PROBLEM DETAILS >>
Look through the material and copy each line holding "Slowdown".

TASK INPUTS >>
"""

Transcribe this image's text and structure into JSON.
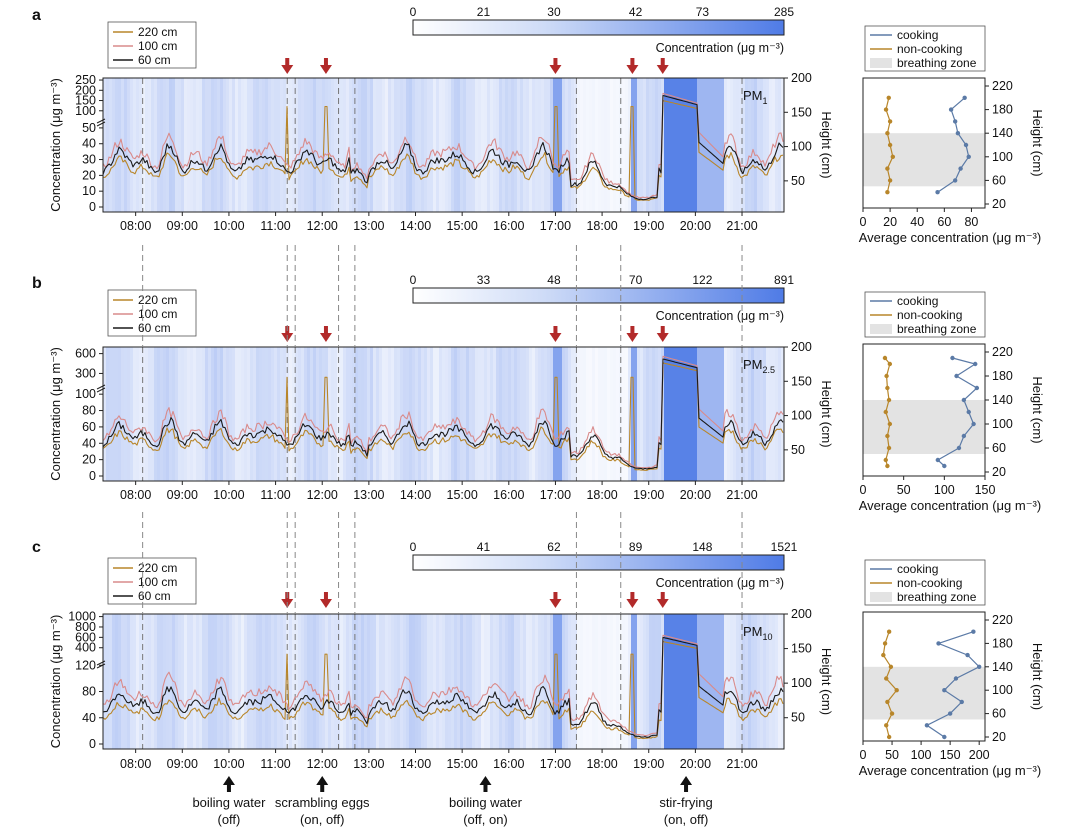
{
  "colors": {
    "cooking": "#5b7aa6",
    "noncooking": "#b8862a",
    "h220": "#b8862a",
    "h100": "#d98b8b",
    "h60": "#1a1a1a",
    "arrow": "#b22a2a",
    "heat_low": "#ffffff",
    "heat_high": "#4f7be6",
    "breathing": "#e3e3e3"
  },
  "legend_left": [
    "220 cm",
    "100 cm",
    "60 cm"
  ],
  "legend_right": [
    "cooking",
    "non-cooking",
    "breathing zone"
  ],
  "y_label": "Concentration (μg m⁻³)",
  "height_label": "Height (cm)",
  "profile_xlabel": "Average concentration (μg m⁻³)",
  "colorbar_label": "Concentration (μg m⁻³)",
  "time_ticks": [
    "08:00",
    "09:00",
    "10:00",
    "11:00",
    "12:00",
    "13:00",
    "14:00",
    "15:00",
    "16:00",
    "17:00",
    "18:00",
    "19:00",
    "20:00",
    "21:00"
  ],
  "height_ticks": [
    50,
    100,
    150,
    200
  ],
  "profile_height_ticks": [
    20,
    60,
    100,
    140,
    180,
    220
  ],
  "event_times": [
    11.25,
    12.08,
    17.0,
    18.65,
    19.3
  ],
  "dashed_times": [
    8.15,
    11.25,
    11.42,
    12.35,
    12.7,
    17.45,
    18.4,
    21.0
  ],
  "events": [
    {
      "time": 10.0,
      "name": "boiling water",
      "state": "(off)"
    },
    {
      "time": 12.0,
      "name": "scrambling eggs",
      "state": "(on, off)"
    },
    {
      "time": 15.5,
      "name": "boiling water",
      "state": "(off, on)"
    },
    {
      "time": 19.8,
      "name": "stir-frying",
      "state": "(on, off)"
    }
  ],
  "chart_data": [
    {
      "type": "line",
      "panel": "a",
      "species_main": "PM",
      "species_sub": "1",
      "colorbar_ticks": [
        "0",
        "21",
        "30",
        "42",
        "73",
        "285"
      ],
      "y_lower_ticks": [
        0,
        10,
        20,
        30,
        40,
        50
      ],
      "y_upper_ticks": [
        100,
        150,
        200,
        250
      ],
      "y_lower_max": 55,
      "y_upper_range": [
        55,
        260
      ],
      "base": {
        "h220": 22,
        "h100": 30,
        "h60": 26
      },
      "cook_peak": {
        "h220": 150,
        "h100": 185,
        "h60": 175
      },
      "profile": {
        "xticks": [
          0,
          20,
          40,
          60,
          80
        ],
        "xmax": 90,
        "heights": [
          40,
          60,
          80,
          100,
          120,
          140,
          160,
          180,
          200
        ],
        "cooking": [
          55,
          68,
          72,
          78,
          76,
          70,
          68,
          65,
          75
        ],
        "noncooking": [
          18,
          20,
          18,
          22,
          20,
          18,
          20,
          17,
          19
        ]
      }
    },
    {
      "type": "line",
      "panel": "b",
      "species_main": "PM",
      "species_sub": "2.5",
      "colorbar_ticks": [
        "0",
        "33",
        "48",
        "70",
        "122",
        "891"
      ],
      "y_lower_ticks": [
        0,
        20,
        40,
        60,
        80,
        100
      ],
      "y_upper_ticks": [
        300,
        600
      ],
      "y_lower_max": 110,
      "y_upper_range": [
        110,
        700
      ],
      "base": {
        "h220": 38,
        "h100": 52,
        "h60": 45
      },
      "cook_peak": {
        "h220": 460,
        "h100": 560,
        "h60": 520
      },
      "profile": {
        "xticks": [
          0,
          50,
          100,
          150
        ],
        "xmax": 150,
        "heights": [
          30,
          40,
          60,
          80,
          100,
          120,
          140,
          160,
          180,
          200,
          210
        ],
        "cooking": [
          100,
          92,
          118,
          124,
          136,
          130,
          124,
          140,
          115,
          138,
          110
        ],
        "noncooking": [
          30,
          28,
          32,
          30,
          33,
          28,
          32,
          30,
          29,
          33,
          27
        ]
      }
    },
    {
      "type": "line",
      "panel": "c",
      "species_main": "PM",
      "species_sub": "10",
      "colorbar_ticks": [
        "0",
        "41",
        "62",
        "89",
        "148",
        "1521"
      ],
      "y_lower_ticks": [
        0,
        40,
        80,
        120
      ],
      "y_upper_ticks": [
        400,
        600,
        800,
        1000
      ],
      "y_lower_max": 125,
      "y_upper_range": [
        125,
        1050
      ],
      "base": {
        "h220": 45,
        "h100": 68,
        "h60": 56
      },
      "cook_peak": {
        "h220": 520,
        "h100": 640,
        "h60": 600
      },
      "profile": {
        "xticks": [
          0,
          50,
          100,
          150,
          200
        ],
        "xmax": 210,
        "heights": [
          20,
          40,
          60,
          80,
          100,
          120,
          140,
          160,
          180,
          200
        ],
        "cooking": [
          140,
          110,
          150,
          170,
          140,
          160,
          200,
          180,
          130,
          190
        ],
        "noncooking": [
          45,
          40,
          50,
          42,
          58,
          40,
          48,
          35,
          38,
          45
        ]
      }
    }
  ],
  "panel_letters": [
    "a",
    "b",
    "c"
  ]
}
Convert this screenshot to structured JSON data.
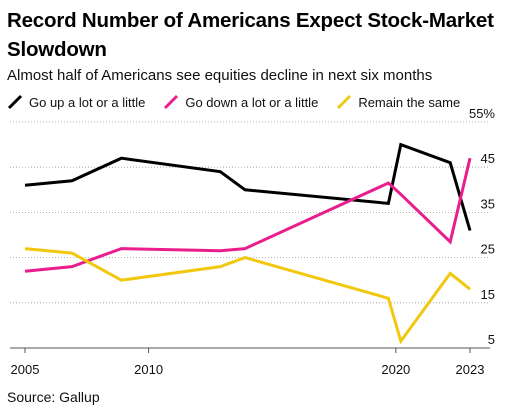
{
  "title": "Record Number of Americans Expect Stock-Market Slowdown",
  "subtitle": "Almost half of Americans see equities decline in next six months",
  "source": "Source: Gallup",
  "chart_data": {
    "type": "line",
    "title": "Record Number of Americans Expect Stock-Market Slowdown",
    "subtitle": "Almost half of Americans see equities decline in next six months",
    "xlabel": "",
    "ylabel": "",
    "xlim": [
      2005,
      2023
    ],
    "ylim": [
      5,
      55
    ],
    "y_ticks": [
      {
        "value": 55,
        "label": "55%"
      },
      {
        "value": 45,
        "label": "45"
      },
      {
        "value": 35,
        "label": "35"
      },
      {
        "value": 25,
        "label": "25"
      },
      {
        "value": 15,
        "label": "15"
      },
      {
        "value": 5,
        "label": "5"
      }
    ],
    "x_ticks": [
      {
        "value": 2005,
        "label": "2005"
      },
      {
        "value": 2010,
        "label": "2010"
      },
      {
        "value": 2020,
        "label": "2020"
      },
      {
        "value": 2023,
        "label": "2023"
      }
    ],
    "grid": true,
    "legend_position": "top",
    "series": [
      {
        "name": "Go up a lot or a little",
        "color": "#000000",
        "points": [
          [
            2005,
            41
          ],
          [
            2006.9,
            42
          ],
          [
            2008.9,
            47
          ],
          [
            2012.9,
            44
          ],
          [
            2013.9,
            40
          ],
          [
            2019.7,
            37
          ],
          [
            2020.2,
            50
          ],
          [
            2022.2,
            46
          ],
          [
            2023,
            31
          ]
        ]
      },
      {
        "name": "Go down a lot or a little",
        "color": "#e91e8c",
        "points": [
          [
            2005,
            22
          ],
          [
            2006.9,
            23
          ],
          [
            2008.9,
            27
          ],
          [
            2012.9,
            26.5
          ],
          [
            2013.9,
            27
          ],
          [
            2019.7,
            41.5
          ],
          [
            2020.2,
            39
          ],
          [
            2022.2,
            28.5
          ],
          [
            2023,
            47
          ]
        ]
      },
      {
        "name": "Remain the same",
        "color": "#f2c80f",
        "points": [
          [
            2005,
            27
          ],
          [
            2006.9,
            26
          ],
          [
            2008.9,
            20
          ],
          [
            2012.9,
            23
          ],
          [
            2013.9,
            25
          ],
          [
            2019.7,
            16
          ],
          [
            2020.2,
            6.5
          ],
          [
            2022.2,
            21.5
          ],
          [
            2023,
            18
          ]
        ]
      }
    ]
  }
}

"""

TASK SOLUTION >>
  "title": "Record Number of Americans Expect Stock-Market Slowdown",
    "title": "Record Number of Americans Expect Stock-Market Slowdown",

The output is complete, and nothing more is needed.